■ **Short problem**:
Identify all lines in the data containing the string "Émissions". Copy them out.

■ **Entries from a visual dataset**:
——
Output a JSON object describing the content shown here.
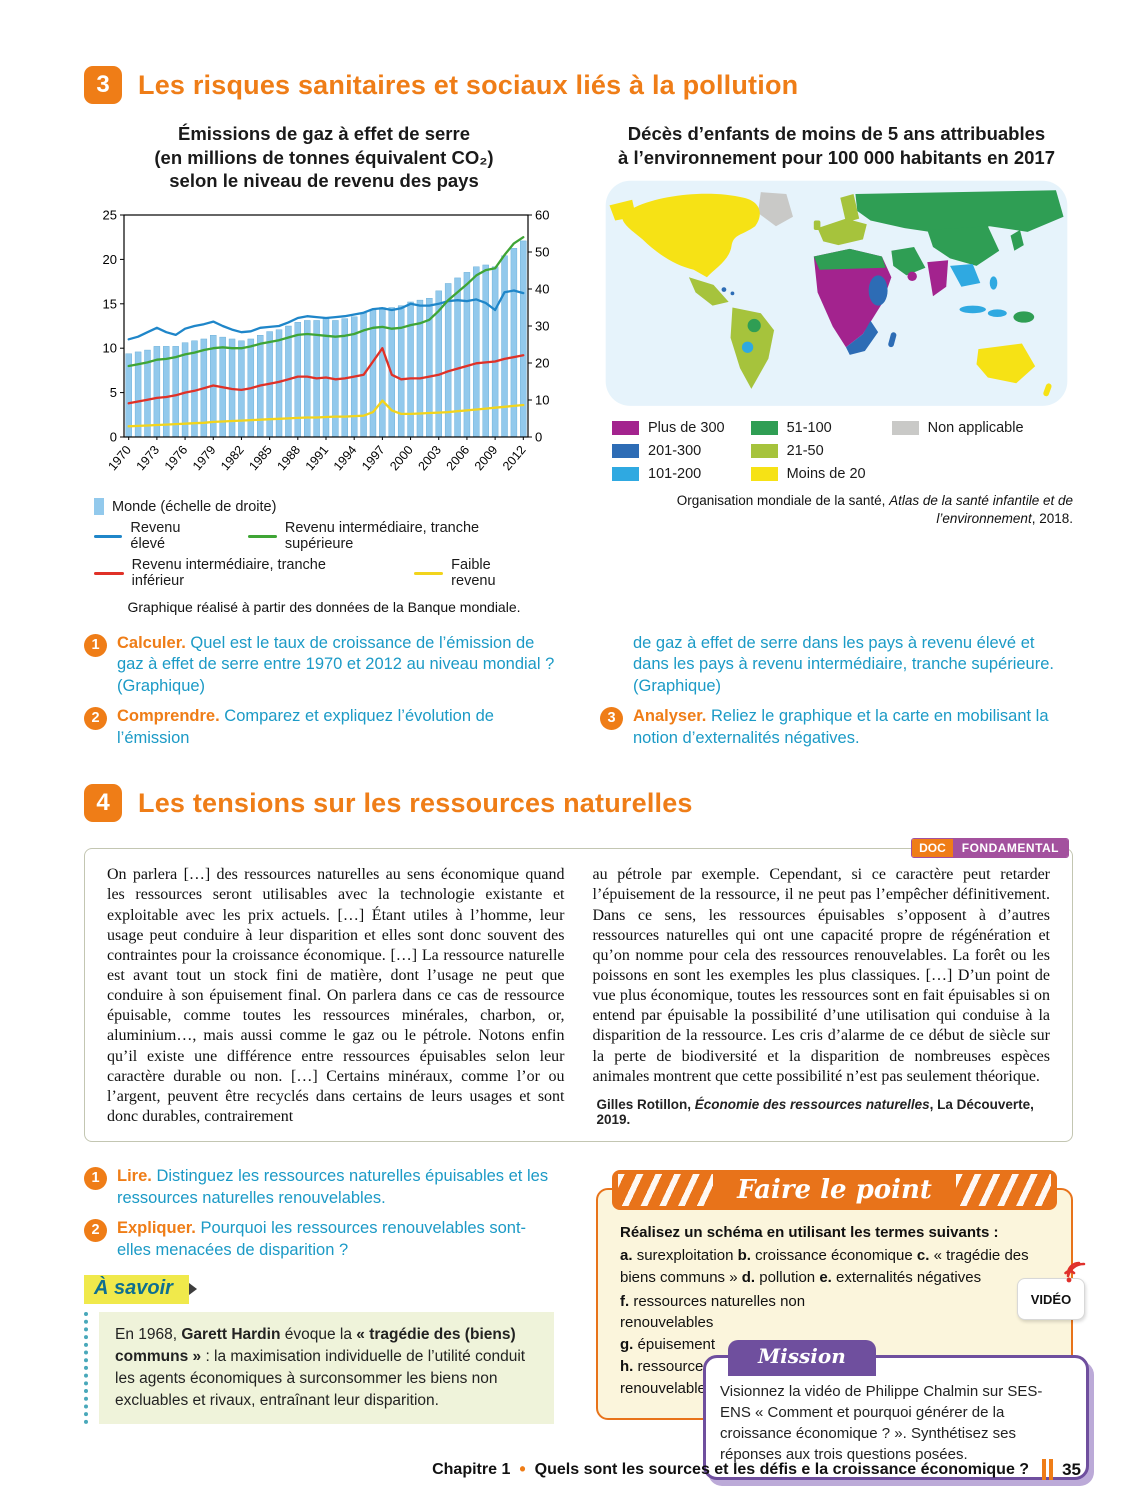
{
  "section3": {
    "badge": "3",
    "title": "Les risques sanitaires et sociaux liés à la pollution",
    "chart": {
      "title_line1": "Émissions de gaz à effet de serre",
      "title_line2": "(en millions de tonnes équivalent CO₂)",
      "title_line3": "selon le niveau de revenu des pays",
      "caption": "Graphique réalisé à partir des données de la Banque mondiale."
    },
    "map": {
      "title_line1": "Décès d’enfants de moins de 5 ans attribuables",
      "title_line2": "à l’environnement pour 100 000 habitants en 2017",
      "legend": [
        {
          "label": "Plus de 300",
          "color": "#a3238e"
        },
        {
          "label": "201-300",
          "color": "#2d6cb5"
        },
        {
          "label": "101-200",
          "color": "#2fa9e1"
        },
        {
          "label": "51-100",
          "color": "#2f9e54"
        },
        {
          "label": "21-50",
          "color": "#a6c33c"
        },
        {
          "label": "Moins de 20",
          "color": "#f6e215"
        },
        {
          "label": "Non applicable",
          "color": "#c9c9c7"
        }
      ],
      "caption_part1": "Organisation mondiale de la santé, ",
      "caption_italic": "Atlas de la santé infantile et de l’environnement",
      "caption_part2": ", 2018."
    },
    "questions": {
      "q1": {
        "n": "1",
        "verb": "Calculer.",
        "text": "Quel est le taux de croissance de l’émission de gaz à effet de serre entre 1970 et 2012 au niveau mondial ? (Graphique)"
      },
      "q2": {
        "n": "2",
        "verb": "Comprendre.",
        "text": "Comparez et expliquez l’évolution de l’émission"
      },
      "q2_continuation": "de gaz à effet de serre dans les pays à revenu élevé et dans les pays à revenu intermédiaire, tranche supérieure. (Graphique)",
      "q3": {
        "n": "3",
        "verb": "Analyser.",
        "text": "Reliez le graphique et la carte en mobilisant la notion d’externalités négatives."
      }
    }
  },
  "section4": {
    "badge": "4",
    "title": "Les tensions sur les ressources naturelles",
    "doc_badge": {
      "doc": "DOC",
      "fondamental": "FONDAMENTAL"
    },
    "doc": {
      "col1": "On parlera […] des ressources naturelles au sens économique quand les ressources seront utilisables avec la technologie existante et exploitable avec les prix actuels. […] Étant utiles à l’homme, leur usage peut conduire à leur disparition et elles sont donc souvent des contraintes pour la croissance économique. […] La ressource naturelle est avant tout un stock fini de matière, dont l’usage ne peut que conduire à son épuisement final. On parlera dans ce cas de ressource épuisable, comme toutes les ressources minérales, charbon, or, aluminium…, mais aussi comme le gaz ou le pétrole. Notons enfin qu’il existe une différence entre ressources épuisables selon leur caractère durable ou non. […] Certains minéraux, comme l’or ou l’argent, peuvent être recyclés dans certains de leurs usages et sont donc durables, contrairement",
      "col2": "au pétrole par exemple. Cependant, si ce caractère peut retarder l’épuisement de la ressource, il ne peut pas l’empêcher définitivement. Dans ce sens, les ressources épuisables s’opposent à d’autres ressources naturelles qui ont une capacité propre de régénération et qu’on nomme pour cela des ressources renouvelables. La forêt ou les poissons en sont les exemples les plus classiques. […] D’un point de vue plus économique, toutes les ressources sont en fait épuisables si on entend par épuisable la possibilité d’une utilisation qui conduise à la disparition de la ressource. Les cris d’alarme de ce début de siècle sur la perte de biodiversité et la disparition de nombreuses espèces animales montrent que cette possibilité n’est pas seulement théorique.",
      "source_author": "Gilles Rotillon, ",
      "source_title": "Économie des ressources naturelles",
      "source_end": ", La Découverte, 2019."
    },
    "questions": {
      "q1": {
        "n": "1",
        "verb": "Lire.",
        "text": "Distinguez les ressources naturelles épuisables et les ressources naturelles renouvelables."
      },
      "q2": {
        "n": "2",
        "verb": "Expliquer.",
        "text": "Pourquoi les ressources renouvelables sont-elles menacées de disparition ?"
      }
    },
    "a_savoir": {
      "title": "À savoir",
      "seg1": "En 1968, ",
      "bold1": "Garett Hardin",
      "seg2": " évoque la ",
      "bold2": "« tragédie des (biens) communs »",
      "seg3": " : la maximisation individuelle de l’utilité conduit les agents économiques à surconsommer les biens non excluables et rivaux, entraînant leur disparition."
    },
    "faire_le_point": {
      "header": "Faire le point",
      "intro": "Réalisez un schéma en utilisant les termes suivants :",
      "terms_inline": [
        {
          "k": "a.",
          "t": "surexploitation"
        },
        {
          "k": "b.",
          "t": "croissance économique"
        },
        {
          "k": "c.",
          "t": "« tragédie des biens communs »"
        },
        {
          "k": "d.",
          "t": "pollution"
        },
        {
          "k": "e.",
          "t": "externalités négatives"
        }
      ],
      "terms_stacked": [
        {
          "k": "f.",
          "t": "ressources naturelles non renouvelables"
        },
        {
          "k": "g.",
          "t": "épuisement"
        },
        {
          "k": "h.",
          "t": "ressources renouvelables."
        }
      ]
    },
    "mission": {
      "badge": "Mission",
      "text": "Visionnez la vidéo de Philippe Chalmin sur SES-ENS « Comment et pourquoi générer de la croissance économique ? ». Synthétisez ses réponses aux trois questions posées.",
      "video_label": "VIDÉO"
    }
  },
  "footer": {
    "chapter": "Chapitre 1",
    "dot": "•",
    "title": "Quels sont les sources et les défis  e la croissance économique ?",
    "page": "35"
  },
  "chart_data": {
    "type": "bar+line",
    "title": "Émissions de gaz à effet de serre (en millions de tonnes équivalent CO₂) selon le niveau de revenu des pays",
    "x": [
      1970,
      1971,
      1972,
      1973,
      1974,
      1975,
      1976,
      1977,
      1978,
      1979,
      1980,
      1981,
      1982,
      1983,
      1984,
      1985,
      1986,
      1987,
      1988,
      1989,
      1990,
      1991,
      1992,
      1993,
      1994,
      1995,
      1996,
      1997,
      1998,
      1999,
      2000,
      2001,
      2002,
      2003,
      2004,
      2005,
      2006,
      2007,
      2008,
      2009,
      2010,
      2011,
      2012
    ],
    "x_tick_years": [
      1970,
      1973,
      1976,
      1979,
      1982,
      1985,
      1988,
      1991,
      1994,
      1997,
      2000,
      2003,
      2006,
      2009,
      2012
    ],
    "left_axis": {
      "range": [
        0,
        25
      ],
      "ticks": [
        0,
        5,
        10,
        15,
        20,
        25
      ]
    },
    "right_axis": {
      "range": [
        0,
        60
      ],
      "ticks": [
        0,
        10,
        20,
        30,
        40,
        50,
        60
      ]
    },
    "bars": {
      "name": "Monde (échelle de droite)",
      "axis": "right",
      "color": "#92c9ec",
      "values": [
        22.5,
        23,
        23.5,
        24.5,
        24.5,
        24.5,
        25.5,
        26,
        26.5,
        27.5,
        27,
        26.5,
        26,
        26.5,
        27.5,
        28.5,
        29,
        30,
        31,
        31.5,
        31.5,
        32,
        31.5,
        32,
        32.5,
        33.5,
        34.5,
        35,
        35,
        35.5,
        36.5,
        37,
        37.5,
        39.5,
        41.5,
        43,
        44.5,
        46,
        46.5,
        46,
        49,
        51,
        53
      ]
    },
    "series": [
      {
        "name": "Revenu élevé",
        "color": "#1f86c9",
        "values": [
          11,
          11.3,
          11.8,
          12.3,
          11.8,
          11.5,
          12.2,
          12.5,
          12.7,
          13,
          12.5,
          12.1,
          11.8,
          11.9,
          12.3,
          12.4,
          12.5,
          12.9,
          13.4,
          13.6,
          13.5,
          13.4,
          13.5,
          13.6,
          13.8,
          14,
          14.4,
          14.5,
          14.3,
          14.5,
          15,
          14.8,
          14.8,
          15,
          15.3,
          15.4,
          15.3,
          15.5,
          15.1,
          14.3,
          16.3,
          16.5,
          16.2
        ]
      },
      {
        "name": "Revenu intermédiaire, tranche supérieure",
        "color": "#3fa535",
        "values": [
          8,
          8.2,
          8.4,
          8.7,
          8.8,
          9,
          9.3,
          9.5,
          9.8,
          10,
          10.1,
          10,
          10,
          10.2,
          10.5,
          10.7,
          10.9,
          11.2,
          11.5,
          11.6,
          11.5,
          11.4,
          11.3,
          11.4,
          11.6,
          12,
          12.3,
          12.4,
          12.2,
          12.3,
          12.6,
          12.8,
          13.2,
          14.2,
          15.4,
          16.3,
          17.2,
          18.2,
          18.8,
          19,
          20.5,
          21.8,
          22.5
        ]
      },
      {
        "name": "Revenu intermédiaire, tranche inférieur",
        "color": "#e03127",
        "values": [
          3.8,
          4,
          4.2,
          4.4,
          4.5,
          4.7,
          5,
          5.2,
          5.5,
          5.8,
          5.6,
          5.4,
          5.3,
          5.5,
          5.8,
          6,
          6.2,
          6.5,
          6.8,
          6.8,
          6.6,
          6.7,
          6.5,
          6.6,
          6.8,
          7,
          8.5,
          10,
          7,
          6.5,
          6.6,
          6.6,
          6.8,
          7,
          7.4,
          7.7,
          8,
          8.3,
          8.4,
          8.5,
          8.8,
          9,
          9.2
        ]
      },
      {
        "name": "Faible revenu",
        "color": "#f2d41c",
        "values": [
          1.2,
          1.25,
          1.3,
          1.35,
          1.4,
          1.45,
          1.5,
          1.55,
          1.6,
          1.7,
          1.75,
          1.8,
          1.85,
          1.9,
          1.95,
          2,
          2.05,
          2.1,
          2.15,
          2.2,
          2.2,
          2.25,
          2.3,
          2.3,
          2.35,
          2.4,
          2.8,
          4.1,
          3,
          2.6,
          2.6,
          2.65,
          2.7,
          2.75,
          2.8,
          2.9,
          3,
          3.1,
          3.2,
          3.3,
          3.4,
          3.5,
          3.6
        ]
      }
    ]
  }
}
——
■ **Solved problem**:
      "title_line1": "Émissions de gaz à effet de serre",
    "title": "Émissions de gaz à effet de serre (en millions de tonnes équivalent CO₂) selon le niveau de revenu des pays",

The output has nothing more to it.